Stated problem:
Copy all of the material exactly. Pictures are not to appear in the copy.

━━ Extracted data

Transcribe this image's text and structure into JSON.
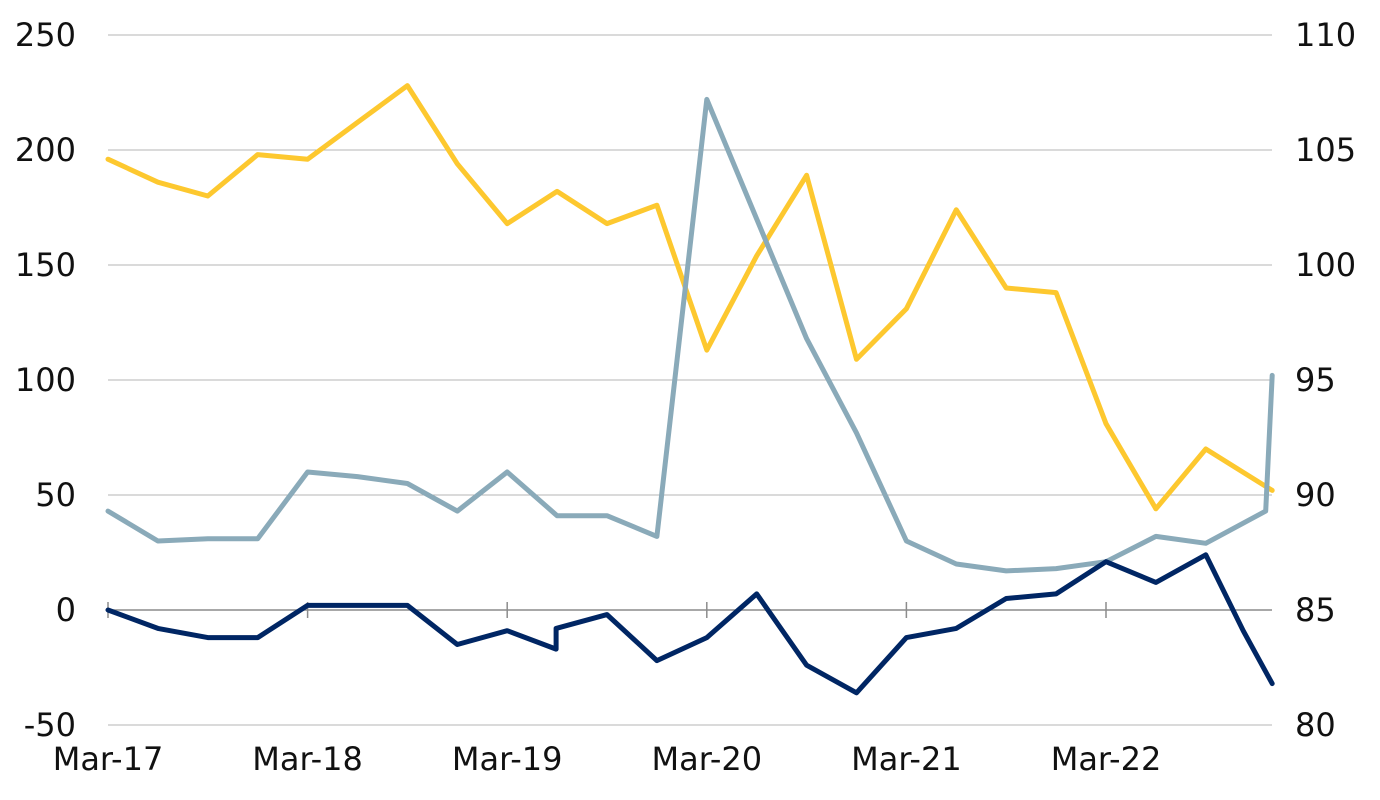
{
  "chart_data": {
    "type": "line",
    "title": "",
    "xlabel": "",
    "ylabel": "",
    "y_left_lim": [
      -50,
      250
    ],
    "y_left_ticks": [
      -50,
      0,
      50,
      100,
      150,
      200,
      250
    ],
    "y_right_lim": [
      80,
      110
    ],
    "y_right_ticks": [
      80,
      85,
      90,
      95,
      100,
      105,
      110
    ],
    "x_tick_labels": [
      "Mar-17",
      "Mar-18",
      "Mar-19",
      "Mar-20",
      "Mar-21",
      "Mar-22"
    ],
    "grid": true,
    "legend": "none",
    "series": [
      {
        "axis": "right",
        "color": "#FDC82F",
        "x": [
          0,
          1,
          2,
          3,
          4,
          5,
          6,
          7,
          8,
          9,
          10,
          11,
          12,
          13,
          14,
          15,
          16,
          17,
          18,
          19,
          20,
          21,
          22,
          23.33
        ],
        "values": [
          104.6,
          103.6,
          103.0,
          104.8,
          104.6,
          106.2,
          107.8,
          104.4,
          101.8,
          103.2,
          101.8,
          102.6,
          96.3,
          100.4,
          103.9,
          95.9,
          98.1,
          102.4,
          99.0,
          98.8,
          93.1,
          89.4,
          92.0,
          90.2
        ]
      },
      {
        "axis": "left",
        "color": "#8AAAB9",
        "x": [
          0,
          1,
          2,
          3,
          4,
          5,
          6,
          7,
          8,
          9,
          10,
          11,
          12,
          13,
          14,
          15,
          16,
          17,
          18,
          19,
          20,
          21,
          22,
          23.2,
          23.33
        ],
        "values": [
          43,
          30,
          31,
          31,
          60,
          58,
          55,
          43,
          60,
          41,
          41,
          32,
          222,
          170,
          118,
          77,
          30,
          20,
          17,
          18,
          21,
          32,
          29,
          43,
          102
        ]
      },
      {
        "axis": "left",
        "color": "#002664",
        "x": [
          0,
          1,
          2,
          3,
          4,
          5,
          6,
          7,
          8,
          8.98,
          8.98,
          10,
          11,
          12,
          13,
          14,
          15,
          16,
          17,
          18,
          19,
          20,
          21,
          22,
          22.75,
          23.33
        ],
        "values": [
          0,
          -8,
          -12,
          -12,
          2,
          2,
          2,
          -15,
          -9,
          -17,
          -8,
          -2,
          -22,
          -12,
          7,
          -24,
          -36,
          -12,
          -8,
          5,
          7,
          21,
          12,
          24,
          -9,
          -32
        ]
      }
    ]
  }
}
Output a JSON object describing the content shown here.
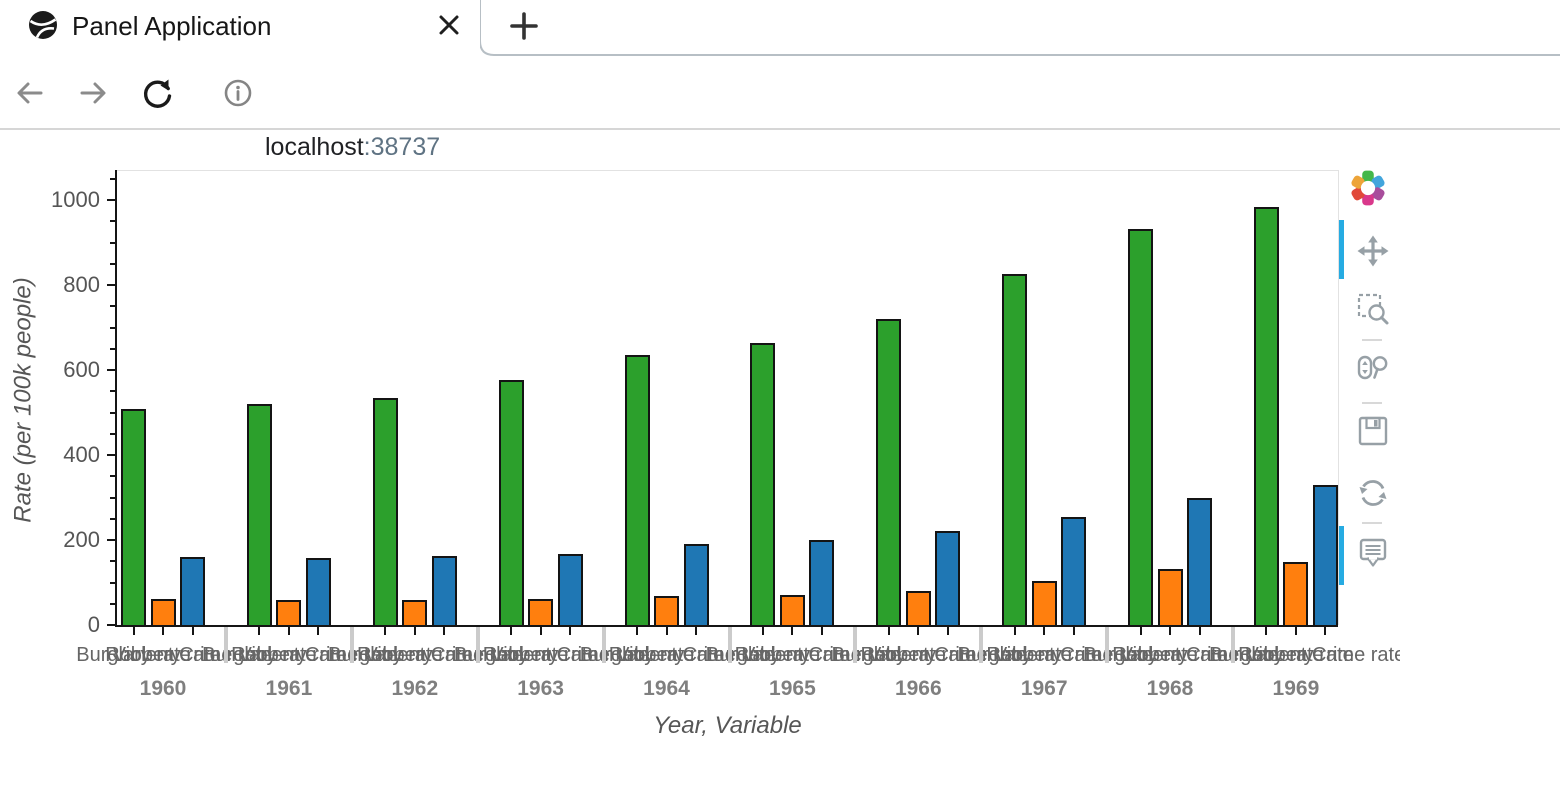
{
  "browser": {
    "tab_title": "Panel Application",
    "close_tab_label": "x",
    "new_tab_label": "+",
    "url_host": "localhost",
    "url_port": ":38737"
  },
  "chart_data": {
    "type": "bar",
    "title": "",
    "xlabel": "Year, Variable",
    "ylabel": "Rate (per 100k people)",
    "ylim": [
      0,
      1070
    ],
    "yticks": [
      0,
      200,
      400,
      600,
      800,
      1000
    ],
    "minor_tick_step": 50,
    "grid": false,
    "legend_position": "none",
    "categories": [
      "1960",
      "1961",
      "1962",
      "1963",
      "1964",
      "1965",
      "1966",
      "1967",
      "1968",
      "1969"
    ],
    "series": [
      {
        "name": "Burglary rate",
        "color": "#2ca02c",
        "values": [
          508.6,
          518.9,
          535.2,
          576.4,
          634.7,
          662.6,
          721.0,
          826.6,
          932.3,
          984.1
        ]
      },
      {
        "name": "Robbery rate",
        "color": "#ff7f0e",
        "values": [
          60.1,
          58.3,
          59.7,
          61.8,
          68.2,
          71.7,
          80.8,
          102.8,
          131.8,
          148.4
        ]
      },
      {
        "name": "Violent Crime rate",
        "color": "#1f77b4",
        "values": [
          160.9,
          158.1,
          162.3,
          168.2,
          190.6,
          200.2,
          220.0,
          253.2,
          298.4,
          328.7
        ]
      }
    ],
    "bar_edge_color": "#141414"
  },
  "toolbar": {
    "tools": [
      "pan",
      "box-zoom",
      "wheel-zoom",
      "save",
      "reset",
      "hover"
    ],
    "active_tools": [
      "pan",
      "hover"
    ],
    "accent_color": "#26abe2"
  }
}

━━━━

Exercise output:
Transcribe this image's text and structure into JSON.
{
  "chart_data": {
    "type": "line",
    "title": "",
    "xlabel": "",
    "ylabel": "",
    "y_left_lim": [
      -50,
      250
    ],
    "y_left_ticks": [
      -50,
      0,
      50,
      100,
      150,
      200,
      250
    ],
    "y_right_lim": [
      80,
      110
    ],
    "y_right_ticks": [
      80,
      85,
      90,
      95,
      100,
      105,
      110
    ],
    "x_tick_labels": [
      "Mar-17",
      "Mar-18",
      "Mar-19",
      "Mar-20",
      "Mar-21",
      "Mar-22"
    ],
    "grid": true,
    "legend": "none",
    "series": [
      {
        "axis": "right",
        "color": "#FDC82F",
        "x": [
          0,
          1,
          2,
          3,
          4,
          5,
          6,
          7,
          8,
          9,
          10,
          11,
          12,
          13,
          14,
          15,
          16,
          17,
          18,
          19,
          20,
          21,
          22,
          23.33
        ],
        "values": [
          104.6,
          103.6,
          103.0,
          104.8,
          104.6,
          106.2,
          107.8,
          104.4,
          101.8,
          103.2,
          101.8,
          102.6,
          96.3,
          100.4,
          103.9,
          95.9,
          98.1,
          102.4,
          99.0,
          98.8,
          93.1,
          89.4,
          92.0,
          90.2
        ]
      },
      {
        "axis": "left",
        "color": "#8AAAB9",
        "x": [
          0,
          1,
          2,
          3,
          4,
          5,
          6,
          7,
          8,
          9,
          10,
          11,
          12,
          13,
          14,
          15,
          16,
          17,
          18,
          19,
          20,
          21,
          22,
          23.2,
          23.33
        ],
        "values": [
          43,
          30,
          31,
          31,
          60,
          58,
          55,
          43,
          60,
          41,
          41,
          32,
          222,
          170,
          118,
          77,
          30,
          20,
          17,
          18,
          21,
          32,
          29,
          43,
          102
        ]
      },
      {
        "axis": "left",
        "color": "#002664",
        "x": [
          0,
          1,
          2,
          3,
          4,
          5,
          6,
          7,
          8,
          8.98,
          8.98,
          10,
          11,
          12,
          13,
          14,
          15,
          16,
          17,
          18,
          19,
          20,
          21,
          22,
          22.75,
          23.33
        ],
        "values": [
          0,
          -8,
          -12,
          -12,
          2,
          2,
          2,
          -15,
          -9,
          -17,
          -8,
          -2,
          -22,
          -12,
          7,
          -24,
          -36,
          -12,
          -8,
          5,
          7,
          21,
          12,
          24,
          -9,
          -32
        ]
      }
    ]
  }
}
Output a JSON object describing the content shown here.
{
  "browser": {
    "tab_title": "Panel Application",
    "close_tab_label": "x",
    "new_tab_label": "+",
    "url_host": "localhost",
    "url_port": ":38737"
  },
  "chart_data": {
    "type": "bar",
    "title": "",
    "xlabel": "Year, Variable",
    "ylabel": "Rate (per 100k people)",
    "ylim": [
      0,
      1070
    ],
    "yticks": [
      0,
      200,
      400,
      600,
      800,
      1000
    ],
    "minor_tick_step": 50,
    "grid": false,
    "legend_position": "none",
    "categories": [
      "1960",
      "1961",
      "1962",
      "1963",
      "1964",
      "1965",
      "1966",
      "1967",
      "1968",
      "1969"
    ],
    "series": [
      {
        "name": "Burglary rate",
        "color": "#2ca02c",
        "values": [
          508.6,
          518.9,
          535.2,
          576.4,
          634.7,
          662.6,
          721.0,
          826.6,
          932.3,
          984.1
        ]
      },
      {
        "name": "Robbery rate",
        "color": "#ff7f0e",
        "values": [
          60.1,
          58.3,
          59.7,
          61.8,
          68.2,
          71.7,
          80.8,
          102.8,
          131.8,
          148.4
        ]
      },
      {
        "name": "Violent Crime rate",
        "color": "#1f77b4",
        "values": [
          160.9,
          158.1,
          162.3,
          168.2,
          190.6,
          200.2,
          220.0,
          253.2,
          298.4,
          328.7
        ]
      }
    ],
    "bar_edge_color": "#141414"
  },
  "toolbar": {
    "tools": [
      "pan",
      "box-zoom",
      "wheel-zoom",
      "save",
      "reset",
      "hover"
    ],
    "active_tools": [
      "pan",
      "hover"
    ],
    "accent_color": "#26abe2"
  }
}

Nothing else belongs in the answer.